- [EXTRACTED RECORDS]
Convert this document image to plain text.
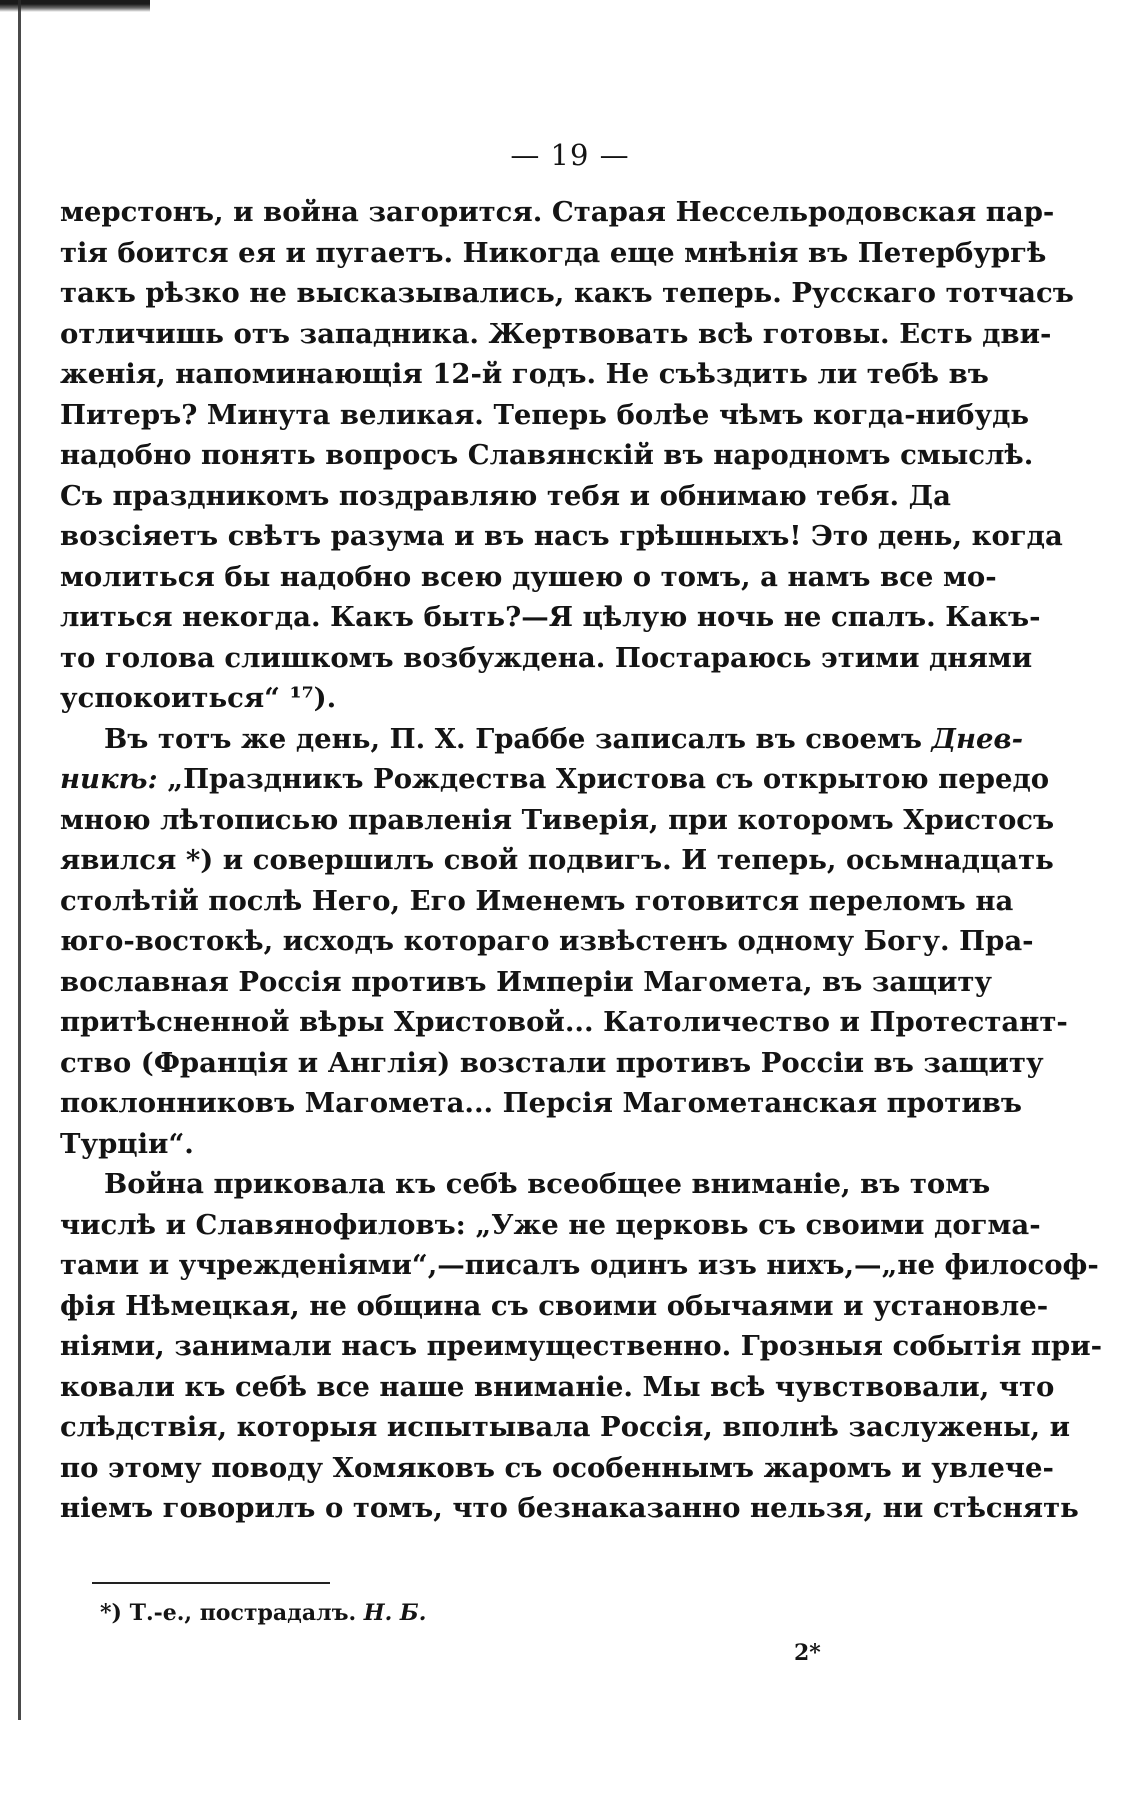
— 19 —
мерстонъ, и война загорится. Старая Нессельродовская пар-
тія боится ея и пугаетъ. Никогда еще мнѣнія въ Петербургѣ
такъ рѣзко не высказывались, какъ теперь. Русскаго тотчасъ
отличишь отъ западника. Жертвовать всѣ готовы. Есть дви-
женія, напоминающія 12-й годъ. Не съѣздить ли тебѣ въ
Питеръ? Минута великая. Теперь болѣе чѣмъ когда-нибудь
надобно понять вопросъ Славянскій въ народномъ смыслѣ.
Съ праздникомъ поздравляю тебя и обнимаю тебя. Да
возсіяетъ свѣтъ разума и въ насъ грѣшныхъ! Это день, когда
молиться бы надобно всею душею о томъ, а намъ все мо-
литься некогда. Какъ быть?—Я цѣлую ночь не спалъ. Какъ-
то голова слишкомъ возбуждена. Постараюсь этими днями
успокоиться“ ¹⁷).
Въ тотъ же день, П. Х. Граббе записалъ въ своемъ Днев-
никѣ: „Праздникъ Рождества Христова съ открытою передо
мною лѣтописью правленія Тиверія, при которомъ Христосъ
явился *) и совершилъ свой подвигъ. И теперь, осьмнадцать
столѣтій послѣ Него, Его Именемъ готовится переломъ на
юго-востокѣ, исходъ котораго извѣстенъ одному Богу. Пра-
вославная Россія противъ Имперіи Магомета, въ защиту
притѣсненной вѣры Христовой... Католичество и Протестант-
ство (Францiя и Англія) возстали противъ Россіи въ защиту
поклонниковъ Магомета... Персія Магометанская противъ
Турціи“.
Война приковала къ себѣ всеобщее вниманіе, въ томъ
числѣ и Славянофиловъ: „Уже не церковь съ своими догма-
тами и учрежденіями“,—писалъ одинъ изъ нихъ,—„не философ-
фія Нѣмецкая, не община съ своими обычаями и установле-
ніями, занимали насъ преимущественно. Грозныя событія при-
ковали къ себѣ все наше вниманіе. Мы всѣ чувствовали, что
слѣдствія, которыя испытывала Россія, вполнѣ заслужены, и
по этому поводу Хомяковъ съ особеннымъ жаромъ и увлече-
ніемъ говорилъ о томъ, что безнаказанно нельзя, ни стѣснять
*) Т.-е., пострадалъ. Н. Б.
2*
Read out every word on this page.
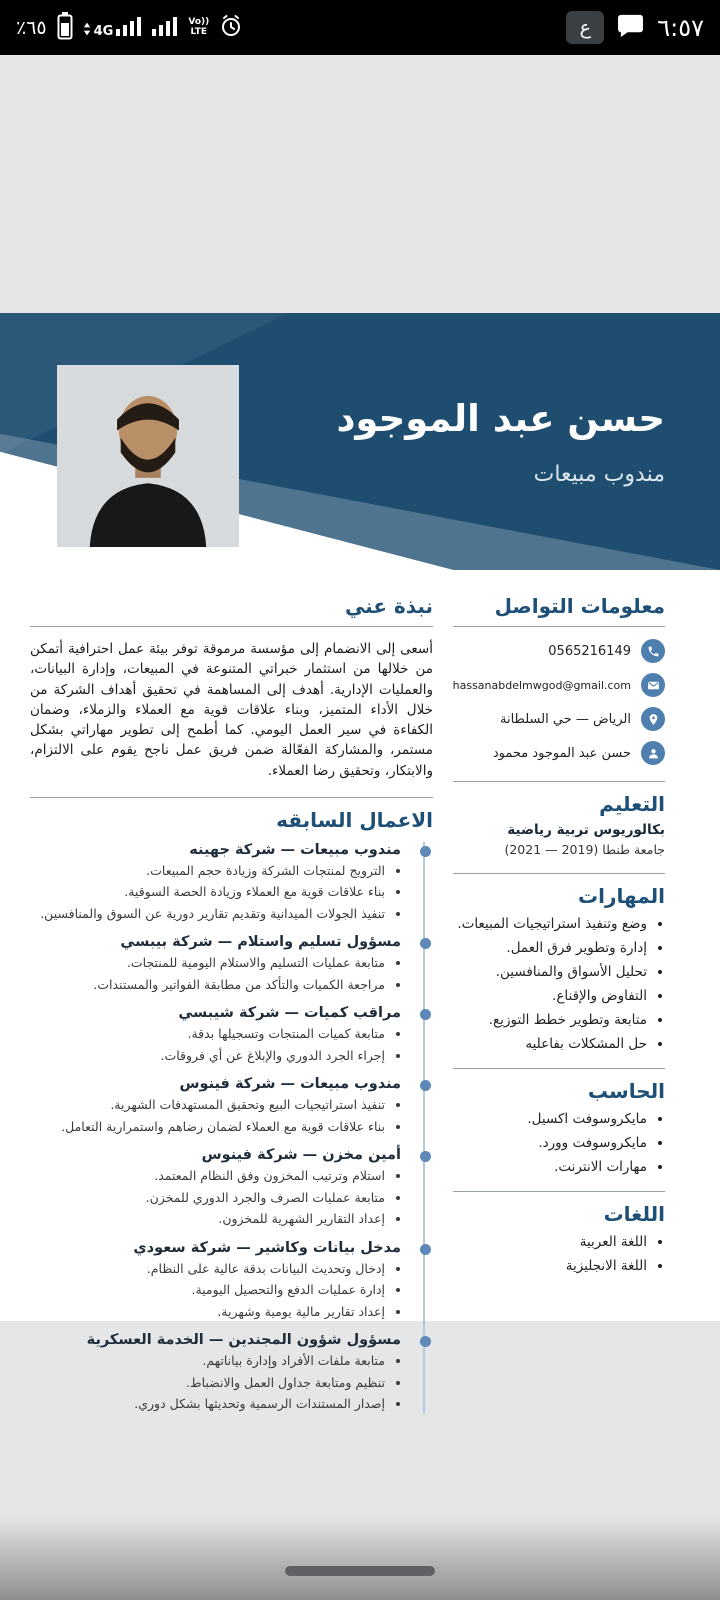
٦٥٪	4G
Vo))
LTE	ع	٦:٥٧
حسن عبد الموجود
مندوب مبيعات
معلومات التواصل
0565216149
hassanabdelmwgod@gmail.com
الرياض — حي السلطانة
حسن عبد الموجود محمود
التعليم
بكالوريوس تربية رياضية
جامعة طنطا (2019 — 2021)
المهارات
• وضع وتنفيذ استراتيجيات المبيعات.
• إدارة وتطوير فرق العمل.
• تحليل الأسواق والمنافسين.
• التفاوض والإقناع.
• متابعة وتطوير خطط التوزيع.
• حل المشكلات بفاعليه
الحاسب
• مايكروسوفت اكسيل.
• مايكروسوفت وورد.
• مهارات الانترنت.
اللغات
• اللغة العربية
• اللغة الانجليزية
نبذة عني

أسعى إلى الانضمام إلى مؤسسة مرموقة توفر بيئة عمل احترافية أتمكن من خلالها من استثمار خبراتي المتنوعة في المبيعات، وإدارة البيانات، والعمليات الإدارية. أهدف إلى المساهمة في تحقيق أهداف الشركة من خلال الأداء المتميز، وبناء علاقات قوية مع العملاء والزملاء، وضمان الكفاءة في سير العمل اليومي. كما أطمح إلى تطوير مهاراتي بشكل مستمر، والمشاركة الفعّالة ضمن فريق عمل ناجح يقوم على الالتزام، والابتكار، وتحقيق رضا العملاء.

الاعمال السابقه
مندوب مبيعات — شركة جهينه
• الترويج لمنتجات الشركة وزيادة حجم المبيعات.
• بناء علاقات قوية مع العملاء وزيادة الحصة السوقية.
• تنفيذ الجولات الميدانية وتقديم تقارير دورية عن السوق والمنافسين.
مسؤول تسليم واستلام — شركة بيبسي
• متابعة عمليات التسليم والاستلام اليومية للمنتجات.
• مراجعة الكميات والتأكد من مطابقة الفواتير والمستندات.
مراقب كميات — شركة شيبسي
• متابعة كميات المنتجات وتسجيلها بدقة.
• إجراء الجرد الدوري والإبلاغ عن أي فروقات.
مندوب مبيعات — شركة فينوس
• تنفيذ استراتيجيات البيع وتحقيق المستهدفات الشهرية.
• بناء علاقات قوية مع العملاء لضمان رضاهم واستمرارية التعامل.
أمين مخزن — شركة فينوس
• استلام وترتيب المخزون وفق النظام المعتمد.
• متابعة عمليات الصرف والجرد الدوري للمخزن.
• إعداد التقارير الشهرية للمخزون.
مدخل بيانات وكاشير — شركة سعودي
• إدخال وتحديث البيانات بدقة عالية على النظام.
• إدارة عمليات الدفع والتحصيل اليومية.
• إعداد تقارير مالية يومية وشهرية.
مسؤول شؤون المجندين — الخدمة العسكرية
• متابعة ملفات الأفراد وإدارة بياناتهم.
• تنظيم ومتابعة جداول العمل والانضباط.
• إصدار المستندات الرسمية وتحديثها بشكل دوري.
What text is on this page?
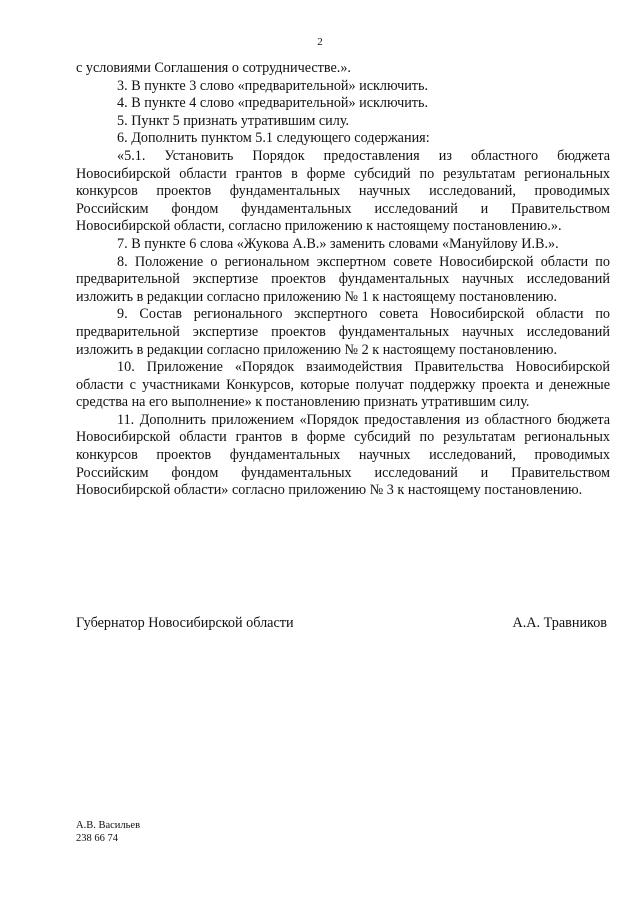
2

с условиями Соглашения о сотрудничестве.».

3. В пункте 3 слово «предварительной» исключить.

4. В пункте 4 слово «предварительной» исключить.

5. Пункт 5 признать утратившим силу.

6. Дополнить пунктом 5.1 следующего содержания:

«5.1. Установить Порядок предоставления из областного бюджета Новосибирской области грантов в форме субсидий по результатам региональных конкурсов проектов фундаментальных научных исследований, проводимых Российским фондом фундаментальных исследований и Правительством Новосибирской области, согласно приложению к настоящему постановлению.».

7. В пункте 6 слова «Жукова А.В.» заменить словами «Мануйлову И.В.».

8. Положение о региональном экспертном совете Новосибирской области по предварительной экспертизе проектов фундаментальных научных исследований изложить в редакции согласно приложению № 1 к настоящему постановлению.

9. Состав регионального экспертного совета Новосибирской области по предварительной экспертизе проектов фундаментальных научных исследований изложить в редакции согласно приложению № 2 к настоящему постановлению.

10. Приложение «Порядок взаимодействия Правительства Новосибирской области с участниками Конкурсов, которые получат поддержку проекта и денежные средства на его выполнение» к постановлению признать утратившим силу.

11. Дополнить приложением «Порядок предоставления из областного бюджета Новосибирской области грантов в форме субсидий по результатам региональных конкурсов проектов фундаментальных научных исследований, проводимых Российским фондом фундаментальных исследований и Правительством Новосибирской области» согласно приложению № 3 к настоящему постановлению.

Губернатор Новосибирской области	А.А. Травников
А.В. Васильев
238 66 74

- [SHORT EXERCISE] Report back each line of the entries that holds the string "استراتيجيات".

- [SOLUTION TO THIS EXERCISE]
• وضع وتنفيذ استراتيجيات المبيعات.
• تنفيذ استراتيجيات البيع وتحقيق المستهدفات الشهرية.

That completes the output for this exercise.